▶ _What to produce_: Pictures stay out of the copy; restate everything else in the material exactly.

▶ _Stored records_:
=-=-=-=-=

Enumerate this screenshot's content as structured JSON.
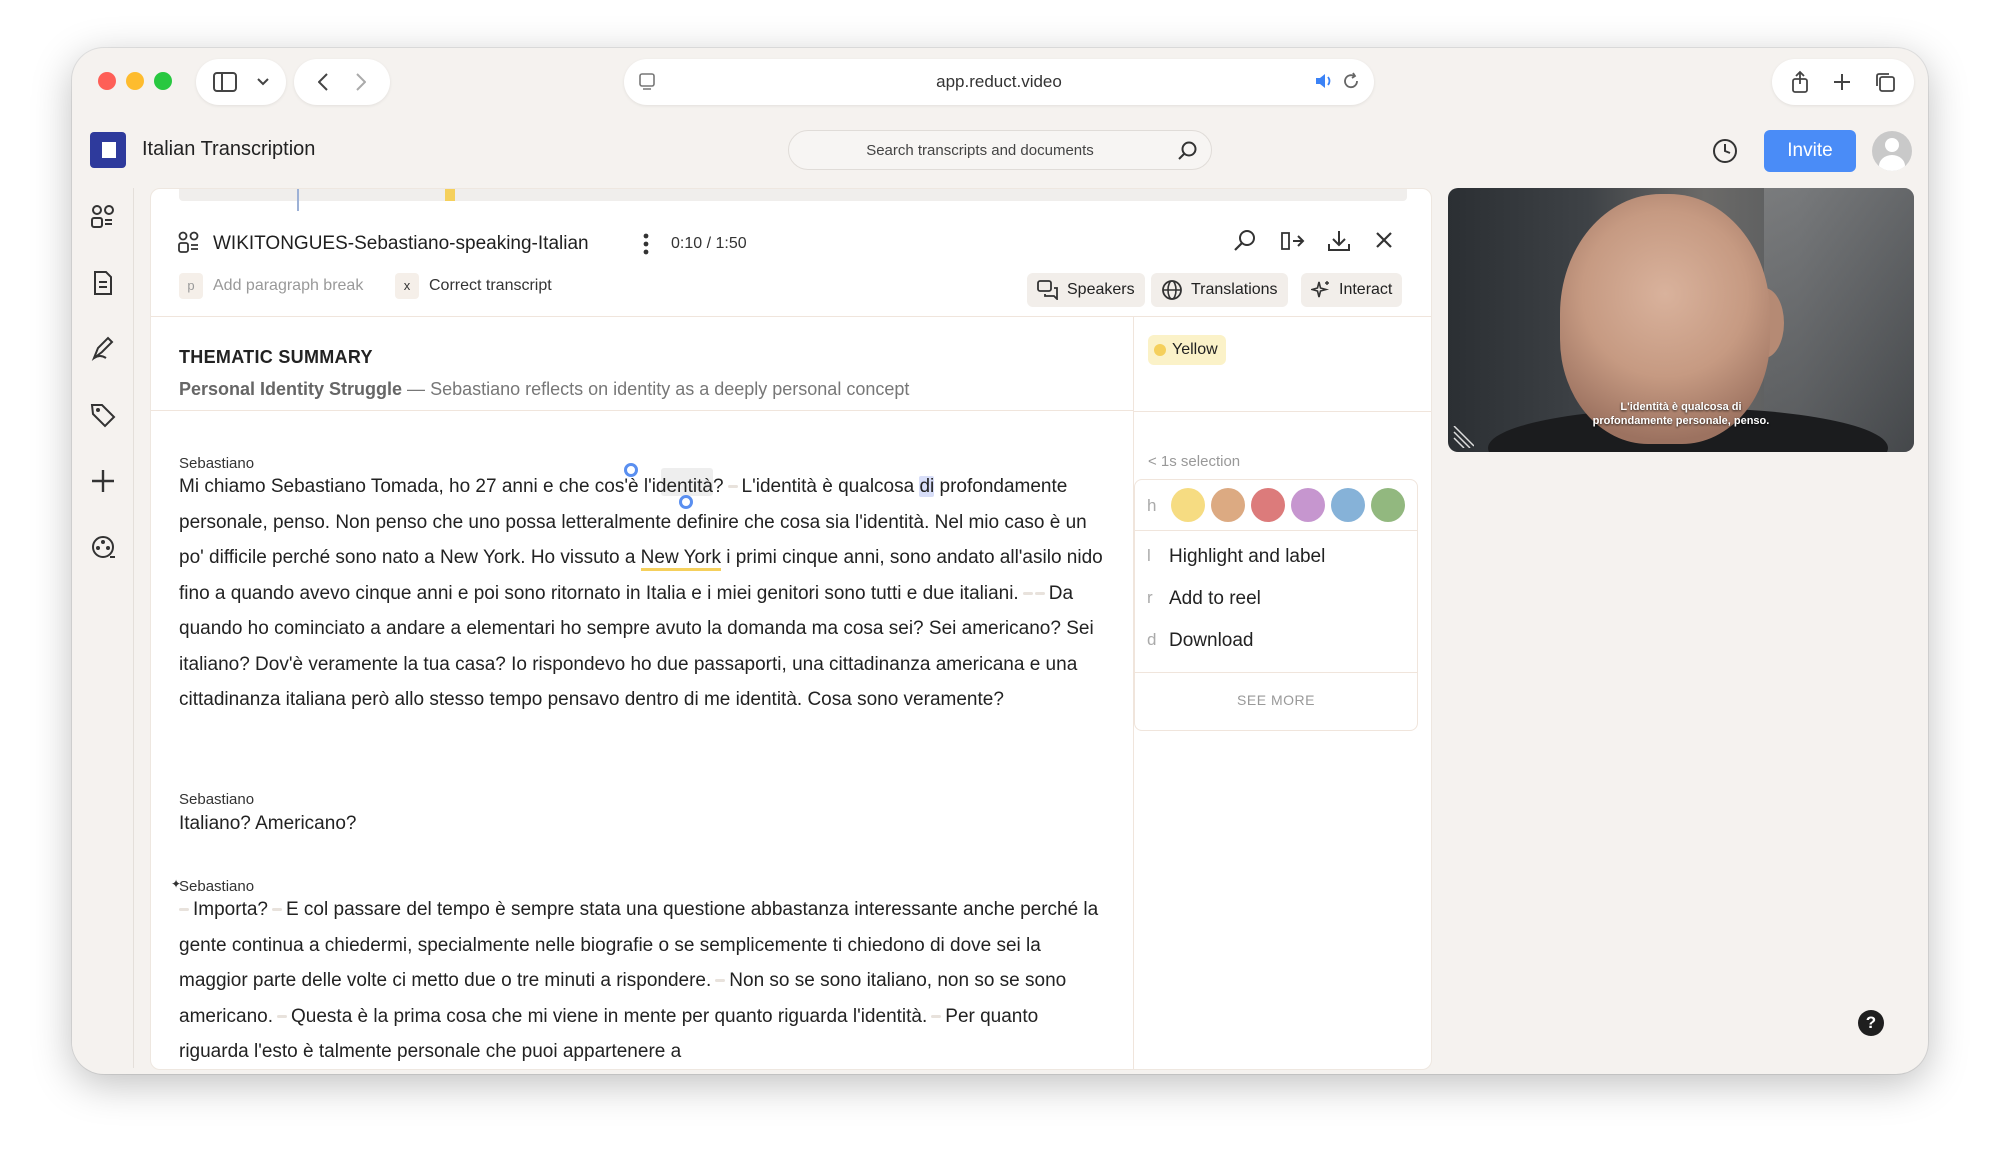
{
  "browser": {
    "url": "app.reduct.video"
  },
  "header": {
    "project_title": "Italian Transcription",
    "search_placeholder": "Search transcripts and documents",
    "invite_label": "Invite"
  },
  "document": {
    "name": "WIKITONGUES-Sebastiano-speaking-Italian",
    "timecode": "0:10 / 1:50",
    "toolbar": {
      "paragraph_key": "p",
      "paragraph_label": "Add paragraph break",
      "correct_key": "x",
      "correct_label": "Correct transcript",
      "speakers_label": "Speakers",
      "translations_label": "Translations",
      "interact_label": "Interact"
    },
    "summary": {
      "heading": "THEMATIC SUMMARY",
      "topic": "Personal Identity Struggle",
      "dash": " — ",
      "text": "Sebastiano reflects on identity as a deeply personal concept"
    }
  },
  "transcript": {
    "p1": {
      "speaker": "Sebastiano",
      "a": "Mi chiamo Sebastiano Tomada, ho 27 anni e che cos'è l'identità?",
      "b": "L'identità è qualcosa ",
      "sel": "di",
      "c": " profondamente personale, penso. Non penso che uno possa letteralmente definire che cosa sia l'identità. Nel mio caso è un po' difficile perché sono nato a New York. Ho vissuto a ",
      "ul": "New York",
      "d": " i primi cinque anni, sono andato all'asilo nido fino a quando avevo cinque anni e poi sono ritornato in Italia e i miei genitori sono tutti e due italiani.",
      "e": "Da quando ho cominciato a andare a elementari ho sempre avuto la domanda ma cosa sei? Sei americano? Sei italiano? Dov'è veramente la tua casa? Io rispondevo ho due passaporti, una cittadinanza americana e una cittadinanza italiana però allo stesso tempo pensavo dentro di me identità. Cosa sono veramente?"
    },
    "p2": {
      "speaker": "Sebastiano",
      "text": "Italiano? Americano?"
    },
    "p3": {
      "speaker": "Sebastiano",
      "a": "Importa?",
      "b": "E col passare del tempo è sempre stata una questione abbastanza interessante anche perché la gente continua a chiedermi, specialmente nelle biografie o se semplicemente ti chiedono di dove sei la maggior parte delle volte ci metto due o tre minuti a rispondere.",
      "c": "Non so se sono italiano, non so se sono americano.",
      "d": "Questa è la prima cosa che mi viene in mente per quanto riguarda l'identità.",
      "e": "Per quanto riguarda l'esto è talmente personale che puoi appartenere a"
    }
  },
  "side": {
    "tag_label": "Yellow",
    "selection_info": "< 1s selection",
    "hk_h": "h",
    "hk_l": "l",
    "hk_r": "r",
    "hk_d": "d",
    "highlight_label": "Highlight and label",
    "reel_label": "Add to reel",
    "download_label": "Download",
    "see_more": "SEE MORE",
    "swatch_colors": [
      "#f6dc82",
      "#dcaa82",
      "#dc7b7b",
      "#c696cf",
      "#86b2d8",
      "#92b87f"
    ]
  },
  "video": {
    "caption_line1": "L'identità è qualcosa di",
    "caption_line2": "profondamente personale, penso."
  },
  "help_label": "?"
}
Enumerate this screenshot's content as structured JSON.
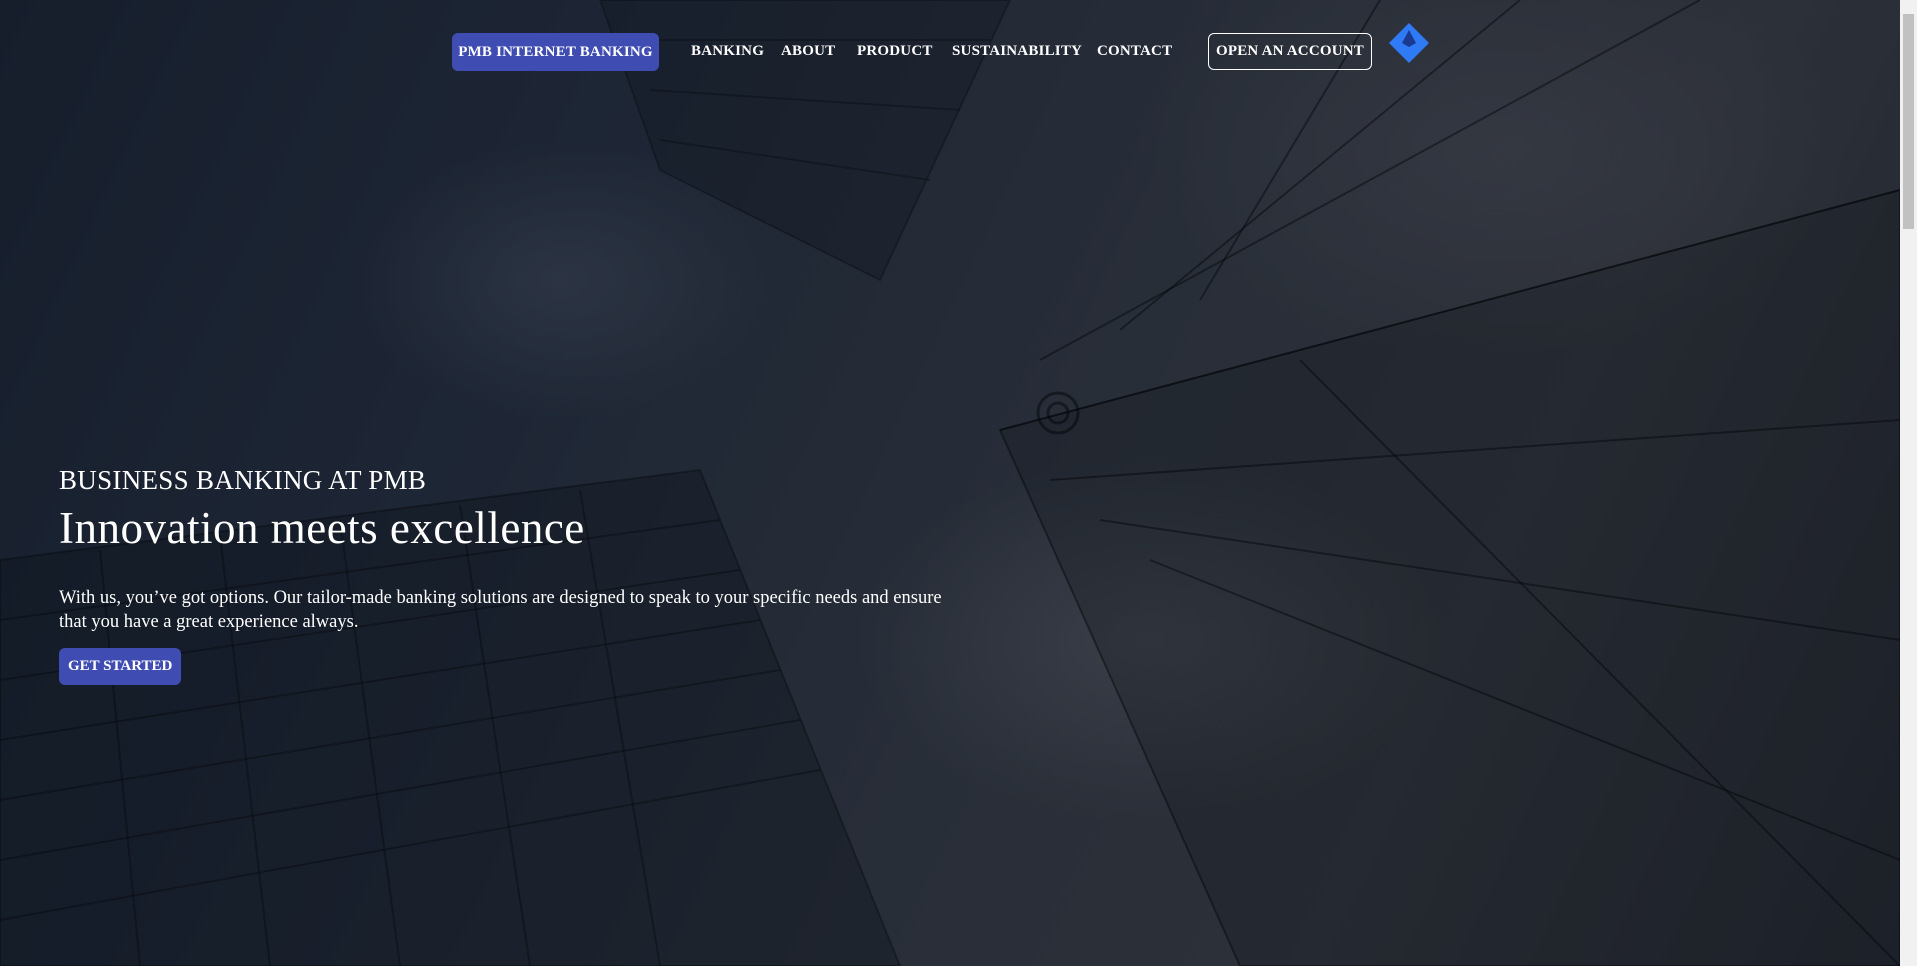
{
  "nav": {
    "internet_banking": "PMB INTERNET BANKING",
    "links": [
      "BANKING",
      "ABOUT",
      "PRODUCT",
      "SUSTAINABILITY",
      "CONTACT"
    ],
    "open_account": "OPEN AN ACCOUNT",
    "logo_icon": "diamond-logo-icon"
  },
  "hero": {
    "eyebrow": "BUSINESS BANKING AT PMB",
    "headline": "Innovation meets excellence",
    "description": "With us, you’ve got options. Our tailor-made banking solutions are designed to speak to your specific needs and ensure that you have a great experience always.",
    "cta": "GET STARTED"
  },
  "colors": {
    "accent": "#3f4db3",
    "logo": "#2f7bf5",
    "text": "#ffffff"
  }
}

=-=-=-=-=

▶ _Task solution_:
Enumerate this screenshot's content as structured JSON.
{
  "browser": {
    "url": "app.reduct.video"
  },
  "header": {
    "project_title": "Italian Transcription",
    "search_placeholder": "Search transcripts and documents",
    "invite_label": "Invite"
  },
  "document": {
    "name": "WIKITONGUES-Sebastiano-speaking-Italian",
    "timecode": "0:10 / 1:50",
    "toolbar": {
      "paragraph_key": "p",
      "paragraph_label": "Add paragraph break",
      "correct_key": "x",
      "correct_label": "Correct transcript",
      "speakers_label": "Speakers",
      "translations_label": "Translations",
      "interact_label": "Interact"
    },
    "summary": {
      "heading": "THEMATIC SUMMARY",
      "topic": "Personal Identity Struggle",
      "dash": " — ",
      "text": "Sebastiano reflects on identity as a deeply personal concept"
    }
  },
  "transcript": {
    "p1": {
      "speaker": "Sebastiano",
      "a": "Mi chiamo Sebastiano Tomada, ho 27 anni e che cos'è l'identità?",
      "b": "L'identità è qualcosa ",
      "sel": "di",
      "c": " profondamente personale, penso. Non penso che uno possa letteralmente definire che cosa sia l'identità. Nel mio caso è un po' difficile perché sono nato a New York. Ho vissuto a ",
      "ul": "New York",
      "d": " i primi cinque anni, sono andato all'asilo nido fino a quando avevo cinque anni e poi sono ritornato in Italia e i miei genitori sono tutti e due italiani.",
      "e": "Da quando ho cominciato a andare a elementari ho sempre avuto la domanda ma cosa sei? Sei americano? Sei italiano? Dov'è veramente la tua casa? Io rispondevo ho due passaporti, una cittadinanza americana e una cittadinanza italiana però allo stesso tempo pensavo dentro di me identità. Cosa sono veramente?"
    },
    "p2": {
      "speaker": "Sebastiano",
      "text": "Italiano? Americano?"
    },
    "p3": {
      "speaker": "Sebastiano",
      "a": "Importa?",
      "b": "E col passare del tempo è sempre stata una questione abbastanza interessante anche perché la gente continua a chiedermi, specialmente nelle biografie o se semplicemente ti chiedono di dove sei la maggior parte delle volte ci metto due o tre minuti a rispondere.",
      "c": "Non so se sono italiano, non so se sono americano.",
      "d": "Questa è la prima cosa che mi viene in mente per quanto riguarda l'identità.",
      "e": "Per quanto riguarda l'esto è talmente personale che puoi appartenere a"
    }
  },
  "side": {
    "tag_label": "Yellow",
    "selection_info": "< 1s selection",
    "hk_h": "h",
    "hk_l": "l",
    "hk_r": "r",
    "hk_d": "d",
    "highlight_label": "Highlight and label",
    "reel_label": "Add to reel",
    "download_label": "Download",
    "see_more": "SEE MORE",
    "swatch_colors": [
      "#f6dc82",
      "#dcaa82",
      "#dc7b7b",
      "#c696cf",
      "#86b2d8",
      "#92b87f"
    ]
  },
  "video": {
    "caption_line1": "L'identità è qualcosa di",
    "caption_line2": "profondamente personale, penso."
  },
  "help_label": "?"
}
Enumerate this screenshot's content as structured JSON.
{
  "nav": {
    "internet_banking": "PMB INTERNET BANKING",
    "links": [
      "BANKING",
      "ABOUT",
      "PRODUCT",
      "SUSTAINABILITY",
      "CONTACT"
    ],
    "open_account": "OPEN AN ACCOUNT",
    "logo_icon": "diamond-logo-icon"
  },
  "hero": {
    "eyebrow": "BUSINESS BANKING AT PMB",
    "headline": "Innovation meets excellence",
    "description": "With us, you’ve got options. Our tailor-made banking solutions are designed to speak to your specific needs and ensure that you have a great experience always.",
    "cta": "GET STARTED"
  },
  "colors": {
    "accent": "#3f4db3",
    "logo": "#2f7bf5",
    "text": "#ffffff"
  }
}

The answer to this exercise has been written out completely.